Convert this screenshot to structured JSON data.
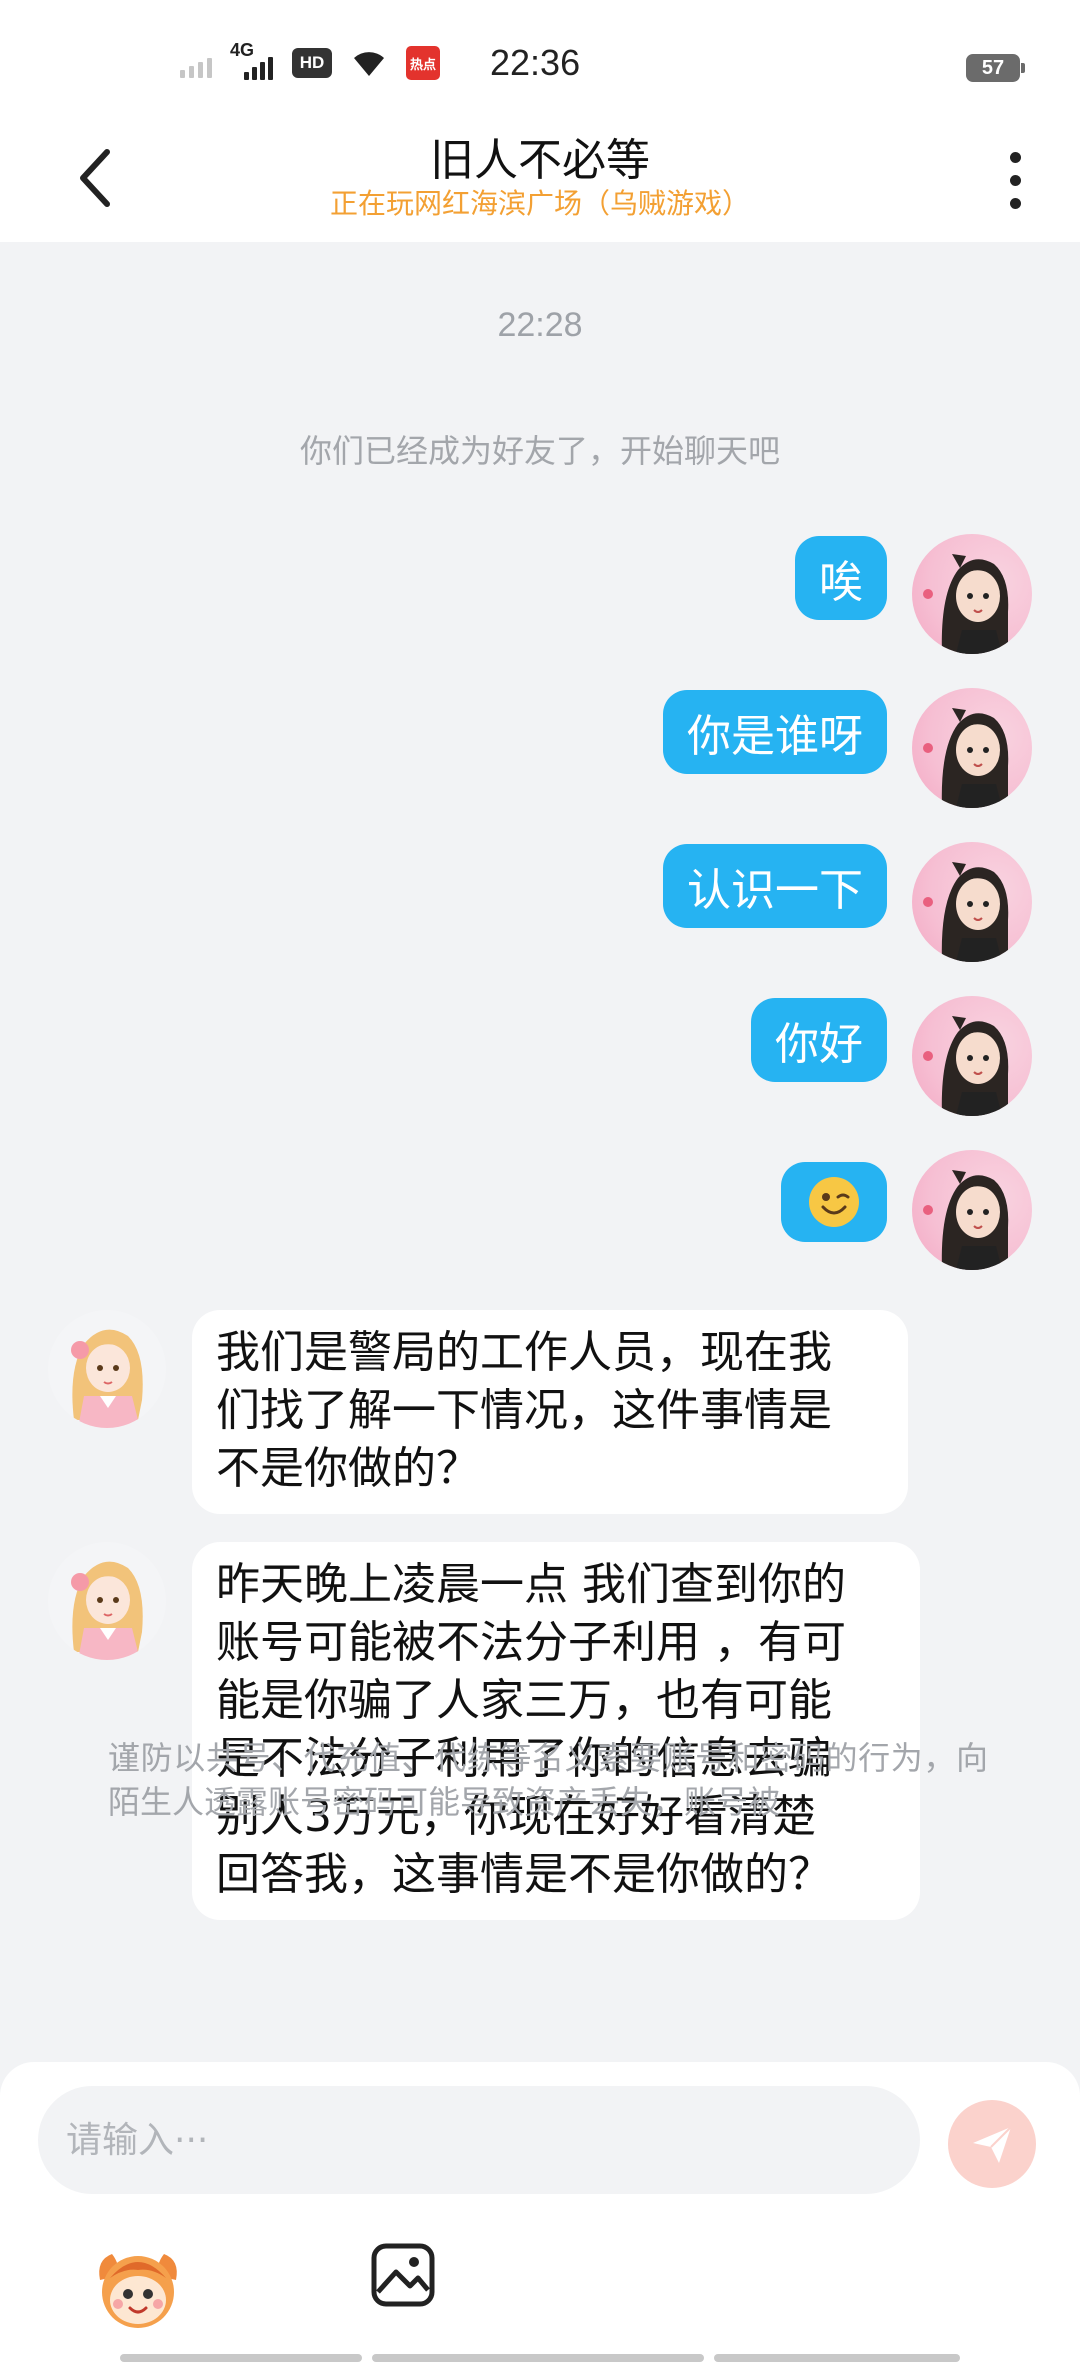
{
  "status_bar": {
    "time": "22:36",
    "battery": "57",
    "network": "4G",
    "hd": "HD",
    "app_badge": "热点"
  },
  "header": {
    "title": "旧人不必等",
    "subtitle": "正在玩网红海滨广场（乌贼游戏）",
    "subtitle_color": "#f3a033"
  },
  "chat": {
    "timestamp": "22:28",
    "system_notice": "你们已经成为好友了，开始聊天吧",
    "outgoing": [
      {
        "text": "唉"
      },
      {
        "text": "你是谁呀"
      },
      {
        "text": "认识一下"
      },
      {
        "text": "你好"
      },
      {
        "text": "😉"
      }
    ],
    "incoming": [
      {
        "lines": [
          "我们是警局的工作人员，现在我",
          "们找了解一下情况，这件事情是",
          "不是你做的？"
        ]
      },
      {
        "lines": [
          "昨天晚上凌晨一点 我们查到你的",
          "账号可能被不法分子利用 ，有可",
          "能是你骗了人家三万，也有可能",
          "是不法分子利用了你的信息去骗",
          "别人3万元，你现在好好看清楚",
          "回答我，这事情是不是你做的？"
        ]
      }
    ],
    "warning": "谨防以共号、代充值、代练等名义索要账号和密码的行为，向陌生人透露账号密码可能导致资产丢失，账号被"
  },
  "input": {
    "placeholder": "请输入···"
  },
  "colors": {
    "outgoing_bubble": "#26b3f2",
    "send_button": "#fbd2cc"
  }
}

------------------------------------------------------------------------

_What you should do_
Show the lines of the records that include the string "text".

_The reply_
        "text": "唉"
        "text": "你是谁呀"
        "text": "认识一下"
        "text": "你好"
        "text": "😉"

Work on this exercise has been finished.